* Task instructions
For the listing below, give the count of lines containing "after", and no other text.

· · · · ·

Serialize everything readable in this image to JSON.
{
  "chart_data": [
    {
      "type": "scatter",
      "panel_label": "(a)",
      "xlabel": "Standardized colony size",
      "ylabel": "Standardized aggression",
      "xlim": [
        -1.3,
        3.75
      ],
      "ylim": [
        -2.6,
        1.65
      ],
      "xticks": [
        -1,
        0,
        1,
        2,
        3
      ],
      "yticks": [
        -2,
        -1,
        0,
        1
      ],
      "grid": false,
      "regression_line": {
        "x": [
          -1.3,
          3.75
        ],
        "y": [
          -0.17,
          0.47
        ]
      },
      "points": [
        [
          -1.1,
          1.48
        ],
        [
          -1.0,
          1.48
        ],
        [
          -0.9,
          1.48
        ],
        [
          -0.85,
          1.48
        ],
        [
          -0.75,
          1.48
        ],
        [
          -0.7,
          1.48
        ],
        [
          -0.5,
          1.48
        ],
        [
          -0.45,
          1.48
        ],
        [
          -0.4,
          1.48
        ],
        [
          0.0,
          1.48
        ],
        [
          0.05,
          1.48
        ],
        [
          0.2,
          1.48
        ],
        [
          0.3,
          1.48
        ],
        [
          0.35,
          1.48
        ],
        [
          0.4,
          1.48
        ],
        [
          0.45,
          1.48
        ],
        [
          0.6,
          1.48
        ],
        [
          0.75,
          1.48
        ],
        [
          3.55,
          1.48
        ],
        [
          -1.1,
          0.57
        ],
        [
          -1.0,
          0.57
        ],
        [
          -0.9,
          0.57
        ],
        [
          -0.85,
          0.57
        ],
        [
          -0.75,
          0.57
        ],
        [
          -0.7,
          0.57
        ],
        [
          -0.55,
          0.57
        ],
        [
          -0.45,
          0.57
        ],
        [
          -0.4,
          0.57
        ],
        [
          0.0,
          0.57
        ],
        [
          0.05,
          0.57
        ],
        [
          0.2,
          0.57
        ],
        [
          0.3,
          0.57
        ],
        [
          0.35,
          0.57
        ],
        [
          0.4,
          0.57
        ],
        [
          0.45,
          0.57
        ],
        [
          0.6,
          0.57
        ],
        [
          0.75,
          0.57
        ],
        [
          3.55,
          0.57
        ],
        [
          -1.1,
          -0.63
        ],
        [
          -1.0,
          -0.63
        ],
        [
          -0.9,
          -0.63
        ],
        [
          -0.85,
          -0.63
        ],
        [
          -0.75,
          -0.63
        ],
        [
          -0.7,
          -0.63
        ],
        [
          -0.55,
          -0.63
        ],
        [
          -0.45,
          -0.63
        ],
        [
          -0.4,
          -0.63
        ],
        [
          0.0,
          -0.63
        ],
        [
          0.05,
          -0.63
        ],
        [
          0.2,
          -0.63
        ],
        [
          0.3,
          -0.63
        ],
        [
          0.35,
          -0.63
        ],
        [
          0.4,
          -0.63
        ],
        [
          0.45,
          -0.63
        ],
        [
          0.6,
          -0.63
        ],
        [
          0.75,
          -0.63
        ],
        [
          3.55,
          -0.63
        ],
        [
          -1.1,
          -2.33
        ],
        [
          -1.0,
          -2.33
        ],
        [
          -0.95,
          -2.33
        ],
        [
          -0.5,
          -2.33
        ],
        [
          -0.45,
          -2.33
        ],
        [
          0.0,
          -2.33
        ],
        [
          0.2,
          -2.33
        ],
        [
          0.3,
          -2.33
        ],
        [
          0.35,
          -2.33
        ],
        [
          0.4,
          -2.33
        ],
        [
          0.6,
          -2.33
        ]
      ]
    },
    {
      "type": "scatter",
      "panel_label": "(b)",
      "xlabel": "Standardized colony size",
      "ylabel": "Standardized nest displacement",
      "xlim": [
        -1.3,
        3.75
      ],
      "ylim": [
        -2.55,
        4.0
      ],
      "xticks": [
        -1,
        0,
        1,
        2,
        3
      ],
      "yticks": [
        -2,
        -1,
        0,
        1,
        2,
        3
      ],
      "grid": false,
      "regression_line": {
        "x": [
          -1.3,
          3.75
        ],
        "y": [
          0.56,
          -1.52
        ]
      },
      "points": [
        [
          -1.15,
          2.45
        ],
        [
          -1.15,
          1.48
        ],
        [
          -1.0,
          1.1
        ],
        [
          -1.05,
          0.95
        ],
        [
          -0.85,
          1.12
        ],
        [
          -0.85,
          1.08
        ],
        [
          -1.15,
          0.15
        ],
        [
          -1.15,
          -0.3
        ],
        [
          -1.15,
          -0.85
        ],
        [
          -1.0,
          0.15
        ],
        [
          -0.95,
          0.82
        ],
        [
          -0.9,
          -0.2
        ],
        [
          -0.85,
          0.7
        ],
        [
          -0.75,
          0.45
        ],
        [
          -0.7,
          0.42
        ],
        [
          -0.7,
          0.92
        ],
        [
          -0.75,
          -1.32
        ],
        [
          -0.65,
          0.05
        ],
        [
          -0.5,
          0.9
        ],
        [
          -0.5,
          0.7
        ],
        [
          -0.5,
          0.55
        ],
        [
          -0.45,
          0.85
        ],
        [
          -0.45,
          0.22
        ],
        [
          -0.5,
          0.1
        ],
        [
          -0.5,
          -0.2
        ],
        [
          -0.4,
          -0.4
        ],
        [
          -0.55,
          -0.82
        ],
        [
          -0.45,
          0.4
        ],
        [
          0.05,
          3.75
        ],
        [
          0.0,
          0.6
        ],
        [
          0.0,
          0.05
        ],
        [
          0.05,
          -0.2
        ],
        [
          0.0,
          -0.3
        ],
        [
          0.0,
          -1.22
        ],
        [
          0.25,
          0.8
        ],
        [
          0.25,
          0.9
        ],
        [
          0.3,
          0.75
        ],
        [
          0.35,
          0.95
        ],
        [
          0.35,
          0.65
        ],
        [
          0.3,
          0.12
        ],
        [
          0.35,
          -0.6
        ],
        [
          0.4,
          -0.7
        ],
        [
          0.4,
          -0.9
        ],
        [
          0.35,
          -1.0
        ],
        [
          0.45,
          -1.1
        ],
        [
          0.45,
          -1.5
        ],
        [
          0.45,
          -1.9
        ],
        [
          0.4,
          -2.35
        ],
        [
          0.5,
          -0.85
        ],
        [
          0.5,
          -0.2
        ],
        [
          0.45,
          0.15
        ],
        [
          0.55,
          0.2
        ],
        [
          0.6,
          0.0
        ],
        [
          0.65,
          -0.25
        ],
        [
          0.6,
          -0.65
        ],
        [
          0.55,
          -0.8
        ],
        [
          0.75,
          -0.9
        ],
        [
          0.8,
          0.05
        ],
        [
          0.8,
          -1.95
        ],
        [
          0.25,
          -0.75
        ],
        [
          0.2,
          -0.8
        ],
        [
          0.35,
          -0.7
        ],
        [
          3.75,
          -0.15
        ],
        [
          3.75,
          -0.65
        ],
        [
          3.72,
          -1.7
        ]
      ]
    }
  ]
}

· · · · ·

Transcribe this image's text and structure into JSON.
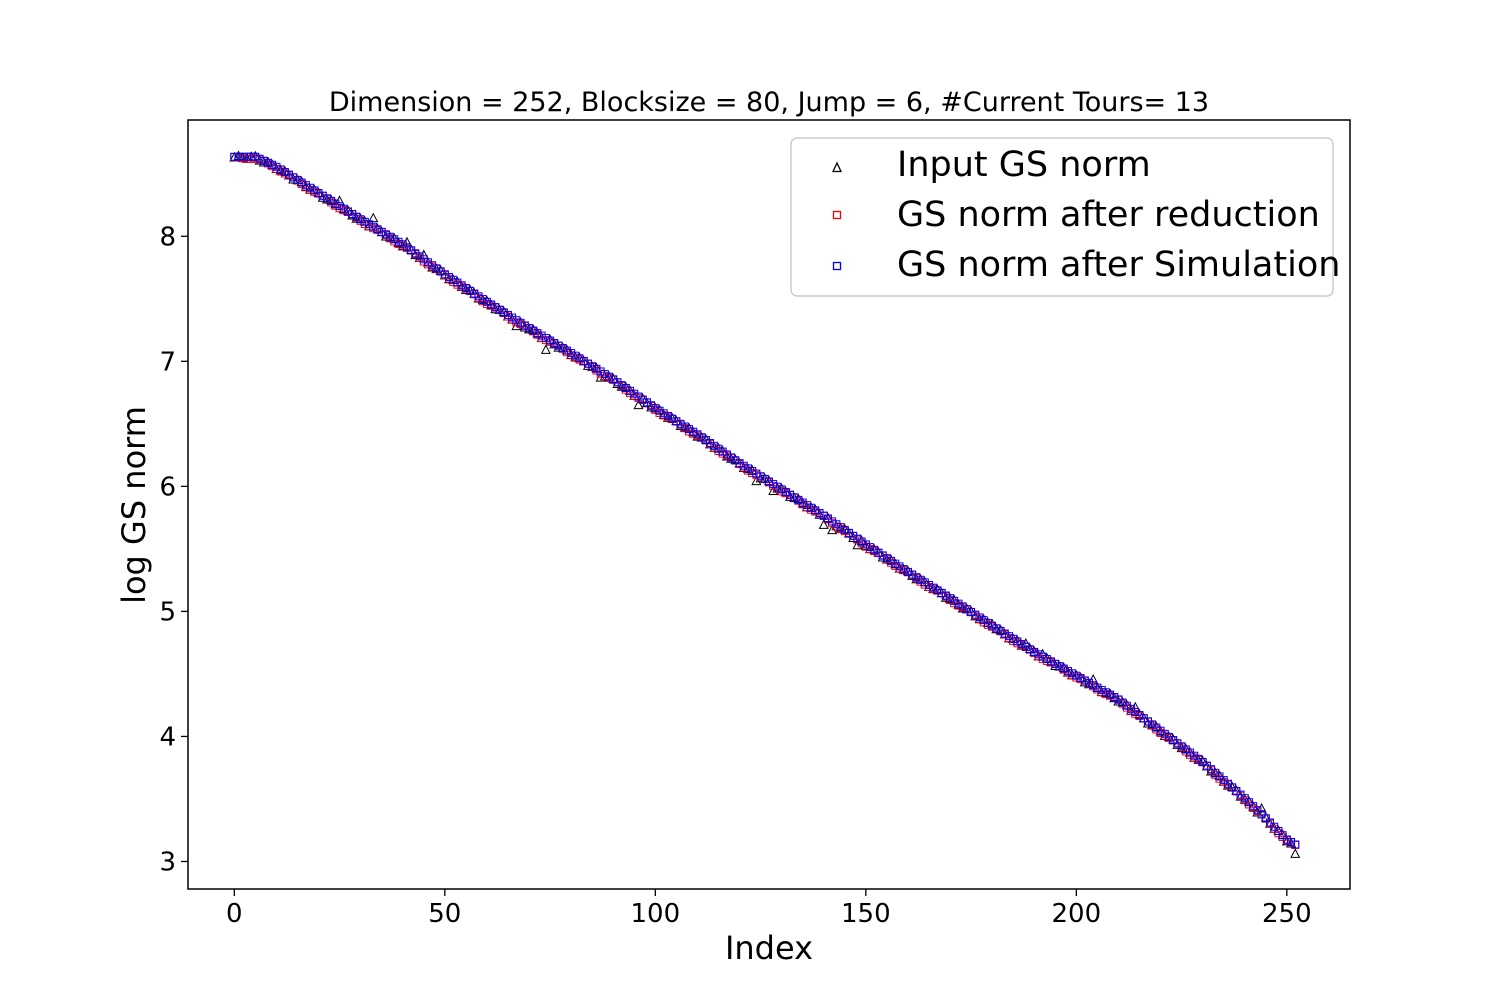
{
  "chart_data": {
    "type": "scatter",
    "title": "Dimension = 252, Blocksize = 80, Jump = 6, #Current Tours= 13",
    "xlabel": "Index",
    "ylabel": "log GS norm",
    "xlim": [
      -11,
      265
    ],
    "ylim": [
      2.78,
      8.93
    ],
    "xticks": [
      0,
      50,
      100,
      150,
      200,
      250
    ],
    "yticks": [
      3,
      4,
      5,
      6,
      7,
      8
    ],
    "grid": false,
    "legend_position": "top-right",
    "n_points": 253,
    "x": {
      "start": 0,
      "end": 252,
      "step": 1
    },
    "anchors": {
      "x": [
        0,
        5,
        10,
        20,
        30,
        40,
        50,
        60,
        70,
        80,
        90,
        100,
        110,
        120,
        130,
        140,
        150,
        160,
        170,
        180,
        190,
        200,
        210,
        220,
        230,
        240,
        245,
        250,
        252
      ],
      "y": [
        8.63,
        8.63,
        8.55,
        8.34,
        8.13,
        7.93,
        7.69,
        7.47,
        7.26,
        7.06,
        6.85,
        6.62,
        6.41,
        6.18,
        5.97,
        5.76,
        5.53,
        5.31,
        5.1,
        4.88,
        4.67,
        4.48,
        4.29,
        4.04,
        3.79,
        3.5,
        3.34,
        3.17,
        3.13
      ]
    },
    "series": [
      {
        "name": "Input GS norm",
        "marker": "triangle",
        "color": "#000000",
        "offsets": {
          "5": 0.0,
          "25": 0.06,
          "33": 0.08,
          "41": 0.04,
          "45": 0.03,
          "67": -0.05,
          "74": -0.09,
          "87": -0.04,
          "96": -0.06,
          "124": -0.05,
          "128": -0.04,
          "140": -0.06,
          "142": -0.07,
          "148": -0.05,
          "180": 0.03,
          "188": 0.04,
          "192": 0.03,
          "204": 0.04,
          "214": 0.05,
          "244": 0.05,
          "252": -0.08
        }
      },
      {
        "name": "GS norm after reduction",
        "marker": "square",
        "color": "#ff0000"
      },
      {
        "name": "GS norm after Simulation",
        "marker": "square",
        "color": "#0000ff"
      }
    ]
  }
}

· · · · ·

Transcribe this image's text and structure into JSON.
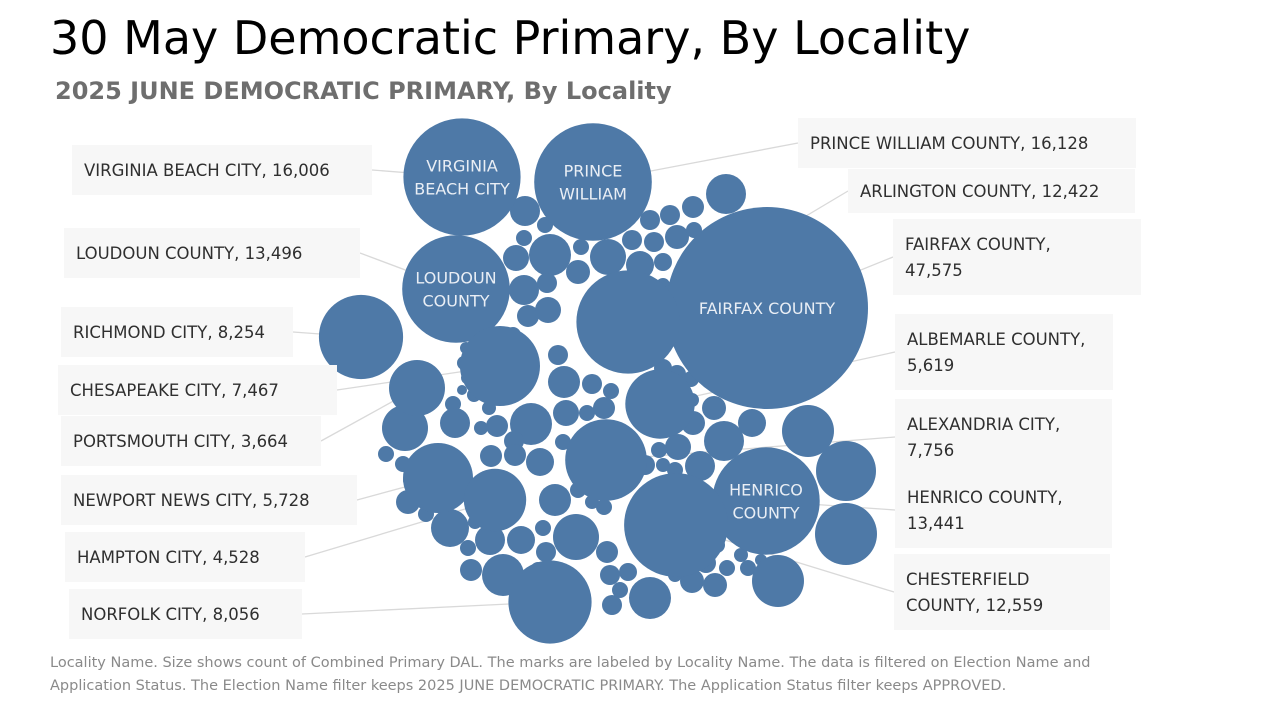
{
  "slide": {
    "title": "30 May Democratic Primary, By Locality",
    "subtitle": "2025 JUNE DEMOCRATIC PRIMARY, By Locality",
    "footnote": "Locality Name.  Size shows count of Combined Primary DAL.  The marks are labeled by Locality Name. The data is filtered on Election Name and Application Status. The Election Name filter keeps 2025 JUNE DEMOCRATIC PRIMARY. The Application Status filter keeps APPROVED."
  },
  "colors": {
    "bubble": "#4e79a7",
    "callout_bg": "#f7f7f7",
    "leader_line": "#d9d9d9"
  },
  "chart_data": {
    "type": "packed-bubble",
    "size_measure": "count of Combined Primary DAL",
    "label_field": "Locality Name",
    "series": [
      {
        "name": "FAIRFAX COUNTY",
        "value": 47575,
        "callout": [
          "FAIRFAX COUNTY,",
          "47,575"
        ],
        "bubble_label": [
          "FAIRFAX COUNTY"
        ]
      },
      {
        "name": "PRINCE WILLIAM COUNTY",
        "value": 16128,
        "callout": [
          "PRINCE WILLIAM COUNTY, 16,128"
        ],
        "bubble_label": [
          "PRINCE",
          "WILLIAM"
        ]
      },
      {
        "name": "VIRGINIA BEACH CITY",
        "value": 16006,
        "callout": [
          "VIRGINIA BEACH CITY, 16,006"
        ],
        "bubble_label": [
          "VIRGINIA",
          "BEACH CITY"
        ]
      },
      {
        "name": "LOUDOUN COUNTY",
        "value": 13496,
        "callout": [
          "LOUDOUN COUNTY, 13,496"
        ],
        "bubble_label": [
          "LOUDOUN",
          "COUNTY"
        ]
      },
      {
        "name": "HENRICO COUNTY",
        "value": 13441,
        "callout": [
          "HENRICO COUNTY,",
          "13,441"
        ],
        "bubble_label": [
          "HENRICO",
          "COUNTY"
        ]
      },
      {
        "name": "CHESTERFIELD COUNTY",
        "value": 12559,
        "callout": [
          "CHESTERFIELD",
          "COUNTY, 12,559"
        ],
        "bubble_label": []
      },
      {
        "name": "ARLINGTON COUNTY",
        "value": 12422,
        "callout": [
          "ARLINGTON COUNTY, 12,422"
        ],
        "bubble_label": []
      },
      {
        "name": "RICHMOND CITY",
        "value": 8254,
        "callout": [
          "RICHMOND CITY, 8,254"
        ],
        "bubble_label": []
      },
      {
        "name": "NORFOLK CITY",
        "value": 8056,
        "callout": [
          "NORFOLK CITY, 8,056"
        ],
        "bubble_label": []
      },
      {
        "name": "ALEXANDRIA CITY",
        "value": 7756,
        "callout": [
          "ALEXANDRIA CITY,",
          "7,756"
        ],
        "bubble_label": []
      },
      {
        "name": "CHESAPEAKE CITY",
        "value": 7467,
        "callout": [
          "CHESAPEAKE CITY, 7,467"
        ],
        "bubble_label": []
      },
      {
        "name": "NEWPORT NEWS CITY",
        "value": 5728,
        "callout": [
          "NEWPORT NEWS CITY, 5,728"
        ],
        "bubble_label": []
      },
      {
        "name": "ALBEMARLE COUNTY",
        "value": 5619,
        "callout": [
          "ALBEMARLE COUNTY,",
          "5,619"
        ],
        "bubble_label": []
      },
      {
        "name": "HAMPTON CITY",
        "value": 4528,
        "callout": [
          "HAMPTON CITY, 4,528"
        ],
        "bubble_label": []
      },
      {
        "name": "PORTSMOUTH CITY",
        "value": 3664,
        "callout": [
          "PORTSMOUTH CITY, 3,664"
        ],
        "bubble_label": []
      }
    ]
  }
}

· · · · ·

* Expected output
2